━━ Available data
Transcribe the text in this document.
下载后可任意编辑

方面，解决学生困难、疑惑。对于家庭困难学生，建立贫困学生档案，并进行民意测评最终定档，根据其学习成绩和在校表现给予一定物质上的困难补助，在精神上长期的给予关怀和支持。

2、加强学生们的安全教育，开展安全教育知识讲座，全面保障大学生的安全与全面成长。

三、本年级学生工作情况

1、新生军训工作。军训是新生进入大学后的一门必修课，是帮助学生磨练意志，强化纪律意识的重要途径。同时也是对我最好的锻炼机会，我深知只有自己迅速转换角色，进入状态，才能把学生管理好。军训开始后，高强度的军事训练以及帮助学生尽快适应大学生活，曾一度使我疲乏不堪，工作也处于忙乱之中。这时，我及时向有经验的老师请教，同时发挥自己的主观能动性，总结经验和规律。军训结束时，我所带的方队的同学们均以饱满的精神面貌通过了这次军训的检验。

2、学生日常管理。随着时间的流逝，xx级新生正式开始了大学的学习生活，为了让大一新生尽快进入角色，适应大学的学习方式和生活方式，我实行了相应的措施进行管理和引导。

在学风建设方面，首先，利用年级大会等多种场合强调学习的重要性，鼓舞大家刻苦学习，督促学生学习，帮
━━━━
[Exercise instructions]
Above are some records. Print them all exactly.

[Task solution]
Transcribe the text in this document.
下载后可任意编辑

方面，解决学生困难、疑惑。对于家庭困难学生，建立贫困学生档案，并进行民意测评最终定档，根据其学习成绩和在校表现给予一定物质上的困难补助，在精神上长期的给予关怀和支持。

2、加强学生们的安全教育，开展安全教育知识讲座，全面保障大学生的安全与全面成长。

三、本年级学生工作情况

1、新生军训工作。军训是新生进入大学后的一门必修课，是帮助学生磨练意志，强化纪律意识的重要途径。同时也是对我最好的锻炼机会，我深知只有自己迅速转换角色，进入状态，才能把学生管理好。军训开始后，高强度的军事训练以及帮助学生尽快适应大学生活，曾一度使我疲乏不堪，工作也处于忙乱之中。这时，我及时向有经验的老师请教，同时发挥自己的主观能动性，总结经验和规律。军训结束时，我所带的方队的同学们均以饱满的精神面貌通过了这次军训的检验。

2、学生日常管理。随着时间的流逝，xx级新生正式开始了大学的学习生活，为了让大一新生尽快进入角色，适应大学的学习方式和生活方式，我实行了相应的措施进行管理和引导。

在学风建设方面，首先，利用年级大会等多种场合强调学习的重要性，鼓舞大家刻苦学习，督促学生学习，帮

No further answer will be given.